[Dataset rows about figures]
----

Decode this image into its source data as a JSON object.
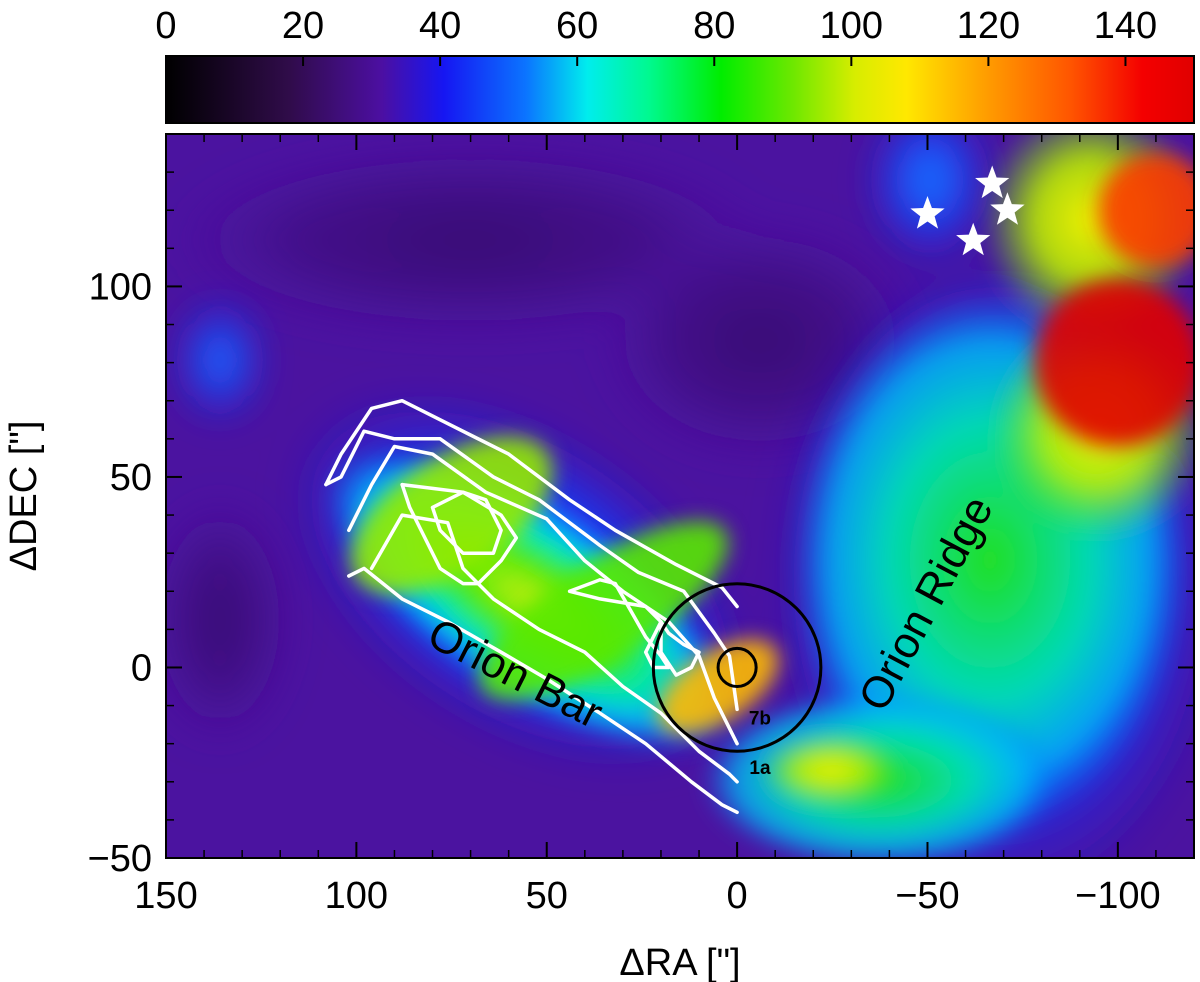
{
  "chart_data": {
    "type": "heatmap",
    "title": "",
    "xlabel": "ΔRA [\"]",
    "ylabel": "ΔDEC [\"]",
    "xlim": [
      150,
      -120
    ],
    "ylim": [
      -50,
      140
    ],
    "x_ticks": [
      150,
      100,
      50,
      0,
      -50,
      -100
    ],
    "x_tick_labels": [
      "150",
      "100",
      "50",
      "0",
      "−50",
      "−100"
    ],
    "y_ticks": [
      100,
      50,
      0,
      -50
    ],
    "y_tick_labels": [
      "100",
      "50",
      "0",
      "−50"
    ],
    "colorbar": {
      "range": [
        0,
        150
      ],
      "ticks": [
        0,
        20,
        40,
        60,
        80,
        100,
        120,
        140
      ],
      "tick_labels": [
        "0",
        "20",
        "40",
        "60",
        "80",
        "100",
        "120",
        "140"
      ],
      "colormap": "rainbow"
    },
    "grid": false,
    "annotations": [
      {
        "text": "Orion Bar",
        "x": 60,
        "y": -5,
        "angle_deg": 27
      },
      {
        "text": "Orion Ridge",
        "x": -53,
        "y": 15,
        "angle_deg": -62
      },
      {
        "text": "7b",
        "x": -6,
        "y": -15
      },
      {
        "text": "1a",
        "x": -6,
        "y": -28
      }
    ],
    "stars": [
      {
        "x": -50,
        "y": 119
      },
      {
        "x": -62,
        "y": 112
      },
      {
        "x": -67,
        "y": 127
      },
      {
        "x": -71,
        "y": 120
      }
    ],
    "beam_circles": [
      {
        "x": 0,
        "y": 0,
        "radius": 22
      },
      {
        "x": 0,
        "y": 0,
        "radius": 5
      }
    ],
    "contours": [
      [
        [
          108,
          48
        ],
        [
          104,
          56
        ],
        [
          96,
          68
        ],
        [
          88,
          70
        ],
        [
          76,
          64
        ],
        [
          60,
          56
        ],
        [
          44,
          44
        ],
        [
          32,
          36
        ],
        [
          16,
          27
        ],
        [
          4,
          21
        ],
        [
          0,
          16
        ]
      ],
      [
        [
          108,
          48
        ],
        [
          104,
          50
        ],
        [
          98,
          62
        ],
        [
          90,
          60
        ],
        [
          78,
          60
        ],
        [
          64,
          50
        ],
        [
          52,
          44
        ],
        [
          36,
          32
        ],
        [
          26,
          25
        ],
        [
          14,
          20
        ],
        [
          6,
          9
        ],
        [
          2,
          3
        ],
        [
          0,
          -11
        ]
      ],
      [
        [
          102,
          36
        ],
        [
          96,
          48
        ],
        [
          90,
          58
        ],
        [
          80,
          56
        ],
        [
          66,
          46
        ],
        [
          50,
          39
        ],
        [
          40,
          28
        ],
        [
          30,
          20
        ],
        [
          18,
          12
        ],
        [
          10,
          3
        ],
        [
          6,
          -8
        ],
        [
          0,
          -20
        ]
      ],
      [
        [
          96,
          26
        ],
        [
          88,
          40
        ],
        [
          76,
          38
        ],
        [
          72,
          26
        ],
        [
          64,
          18
        ],
        [
          52,
          10
        ],
        [
          40,
          4
        ],
        [
          30,
          -5
        ],
        [
          20,
          -12
        ],
        [
          10,
          -22
        ],
        [
          2,
          -28
        ],
        [
          0,
          -30
        ]
      ],
      [
        [
          102,
          24
        ],
        [
          98,
          26
        ],
        [
          88,
          18
        ],
        [
          76,
          12
        ],
        [
          62,
          4
        ],
        [
          50,
          -3
        ],
        [
          36,
          -12
        ],
        [
          24,
          -20
        ],
        [
          12,
          -30
        ],
        [
          4,
          -36
        ],
        [
          0,
          -38
        ]
      ],
      [
        [
          88,
          48
        ],
        [
          80,
          47
        ],
        [
          72,
          46
        ],
        [
          62,
          40
        ],
        [
          58,
          34
        ],
        [
          62,
          28
        ],
        [
          68,
          22
        ],
        [
          72,
          22
        ],
        [
          78,
          26
        ],
        [
          82,
          34
        ],
        [
          86,
          42
        ],
        [
          88,
          48
        ]
      ],
      [
        [
          80,
          42
        ],
        [
          72,
          46
        ],
        [
          66,
          44
        ],
        [
          62,
          36
        ],
        [
          64,
          30
        ],
        [
          72,
          30
        ],
        [
          78,
          36
        ],
        [
          80,
          42
        ]
      ],
      [
        [
          44,
          20
        ],
        [
          36,
          23
        ],
        [
          32,
          22
        ],
        [
          28,
          15
        ],
        [
          24,
          8
        ],
        [
          20,
          3
        ],
        [
          18,
          0
        ],
        [
          22,
          0
        ],
        [
          24,
          4
        ],
        [
          22,
          8
        ],
        [
          20,
          12
        ],
        [
          24,
          16
        ],
        [
          36,
          18
        ],
        [
          44,
          20
        ]
      ],
      [
        [
          20,
          12
        ],
        [
          18,
          9
        ],
        [
          14,
          6
        ],
        [
          10,
          4
        ],
        [
          12,
          0
        ],
        [
          16,
          -2
        ],
        [
          20,
          4
        ],
        [
          20,
          12
        ]
      ]
    ],
    "emission_blobs": [
      {
        "x": 75,
        "y": 40,
        "rx": 30,
        "ry": 15,
        "angle_deg": -33,
        "value": 95
      },
      {
        "x": 35,
        "y": 15,
        "rx": 38,
        "ry": 13,
        "angle_deg": -33,
        "value": 90
      },
      {
        "x": 5,
        "y": -5,
        "rx": 18,
        "ry": 9,
        "angle_deg": -33,
        "value": 115
      },
      {
        "x": -100,
        "y": 80,
        "rx": 22,
        "ry": 22,
        "angle_deg": 0,
        "value": 150
      },
      {
        "x": -110,
        "y": 120,
        "rx": 15,
        "ry": 15,
        "angle_deg": 0,
        "value": 135
      }
    ]
  }
}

----

Exercise directions - Pictures are to be left out; repeat all the remaining data exactly.

Answer in full -
Decode this image into its source data as a JSON object.
{
  "chart_data": {
    "type": "heatmap",
    "title": "",
    "xlabel": "ΔRA [\"]",
    "ylabel": "ΔDEC [\"]",
    "xlim": [
      150,
      -120
    ],
    "ylim": [
      -50,
      140
    ],
    "x_ticks": [
      150,
      100,
      50,
      0,
      -50,
      -100
    ],
    "x_tick_labels": [
      "150",
      "100",
      "50",
      "0",
      "−50",
      "−100"
    ],
    "y_ticks": [
      100,
      50,
      0,
      -50
    ],
    "y_tick_labels": [
      "100",
      "50",
      "0",
      "−50"
    ],
    "colorbar": {
      "range": [
        0,
        150
      ],
      "ticks": [
        0,
        20,
        40,
        60,
        80,
        100,
        120,
        140
      ],
      "tick_labels": [
        "0",
        "20",
        "40",
        "60",
        "80",
        "100",
        "120",
        "140"
      ],
      "colormap": "rainbow"
    },
    "grid": false,
    "annotations": [
      {
        "text": "Orion Bar",
        "x": 60,
        "y": -5,
        "angle_deg": 27
      },
      {
        "text": "Orion Ridge",
        "x": -53,
        "y": 15,
        "angle_deg": -62
      },
      {
        "text": "7b",
        "x": -6,
        "y": -15
      },
      {
        "text": "1a",
        "x": -6,
        "y": -28
      }
    ],
    "stars": [
      {
        "x": -50,
        "y": 119
      },
      {
        "x": -62,
        "y": 112
      },
      {
        "x": -67,
        "y": 127
      },
      {
        "x": -71,
        "y": 120
      }
    ],
    "beam_circles": [
      {
        "x": 0,
        "y": 0,
        "radius": 22
      },
      {
        "x": 0,
        "y": 0,
        "radius": 5
      }
    ],
    "contours": [
      [
        [
          108,
          48
        ],
        [
          104,
          56
        ],
        [
          96,
          68
        ],
        [
          88,
          70
        ],
        [
          76,
          64
        ],
        [
          60,
          56
        ],
        [
          44,
          44
        ],
        [
          32,
          36
        ],
        [
          16,
          27
        ],
        [
          4,
          21
        ],
        [
          0,
          16
        ]
      ],
      [
        [
          108,
          48
        ],
        [
          104,
          50
        ],
        [
          98,
          62
        ],
        [
          90,
          60
        ],
        [
          78,
          60
        ],
        [
          64,
          50
        ],
        [
          52,
          44
        ],
        [
          36,
          32
        ],
        [
          26,
          25
        ],
        [
          14,
          20
        ],
        [
          6,
          9
        ],
        [
          2,
          3
        ],
        [
          0,
          -11
        ]
      ],
      [
        [
          102,
          36
        ],
        [
          96,
          48
        ],
        [
          90,
          58
        ],
        [
          80,
          56
        ],
        [
          66,
          46
        ],
        [
          50,
          39
        ],
        [
          40,
          28
        ],
        [
          30,
          20
        ],
        [
          18,
          12
        ],
        [
          10,
          3
        ],
        [
          6,
          -8
        ],
        [
          0,
          -20
        ]
      ],
      [
        [
          96,
          26
        ],
        [
          88,
          40
        ],
        [
          76,
          38
        ],
        [
          72,
          26
        ],
        [
          64,
          18
        ],
        [
          52,
          10
        ],
        [
          40,
          4
        ],
        [
          30,
          -5
        ],
        [
          20,
          -12
        ],
        [
          10,
          -22
        ],
        [
          2,
          -28
        ],
        [
          0,
          -30
        ]
      ],
      [
        [
          102,
          24
        ],
        [
          98,
          26
        ],
        [
          88,
          18
        ],
        [
          76,
          12
        ],
        [
          62,
          4
        ],
        [
          50,
          -3
        ],
        [
          36,
          -12
        ],
        [
          24,
          -20
        ],
        [
          12,
          -30
        ],
        [
          4,
          -36
        ],
        [
          0,
          -38
        ]
      ],
      [
        [
          88,
          48
        ],
        [
          80,
          47
        ],
        [
          72,
          46
        ],
        [
          62,
          40
        ],
        [
          58,
          34
        ],
        [
          62,
          28
        ],
        [
          68,
          22
        ],
        [
          72,
          22
        ],
        [
          78,
          26
        ],
        [
          82,
          34
        ],
        [
          86,
          42
        ],
        [
          88,
          48
        ]
      ],
      [
        [
          80,
          42
        ],
        [
          72,
          46
        ],
        [
          66,
          44
        ],
        [
          62,
          36
        ],
        [
          64,
          30
        ],
        [
          72,
          30
        ],
        [
          78,
          36
        ],
        [
          80,
          42
        ]
      ],
      [
        [
          44,
          20
        ],
        [
          36,
          23
        ],
        [
          32,
          22
        ],
        [
          28,
          15
        ],
        [
          24,
          8
        ],
        [
          20,
          3
        ],
        [
          18,
          0
        ],
        [
          22,
          0
        ],
        [
          24,
          4
        ],
        [
          22,
          8
        ],
        [
          20,
          12
        ],
        [
          24,
          16
        ],
        [
          36,
          18
        ],
        [
          44,
          20
        ]
      ],
      [
        [
          20,
          12
        ],
        [
          18,
          9
        ],
        [
          14,
          6
        ],
        [
          10,
          4
        ],
        [
          12,
          0
        ],
        [
          16,
          -2
        ],
        [
          20,
          4
        ],
        [
          20,
          12
        ]
      ]
    ],
    "emission_blobs": [
      {
        "x": 75,
        "y": 40,
        "rx": 30,
        "ry": 15,
        "angle_deg": -33,
        "value": 95
      },
      {
        "x": 35,
        "y": 15,
        "rx": 38,
        "ry": 13,
        "angle_deg": -33,
        "value": 90
      },
      {
        "x": 5,
        "y": -5,
        "rx": 18,
        "ry": 9,
        "angle_deg": -33,
        "value": 115
      },
      {
        "x": -100,
        "y": 80,
        "rx": 22,
        "ry": 22,
        "angle_deg": 0,
        "value": 150
      },
      {
        "x": -110,
        "y": 120,
        "rx": 15,
        "ry": 15,
        "angle_deg": 0,
        "value": 135
      }
    ]
  }
}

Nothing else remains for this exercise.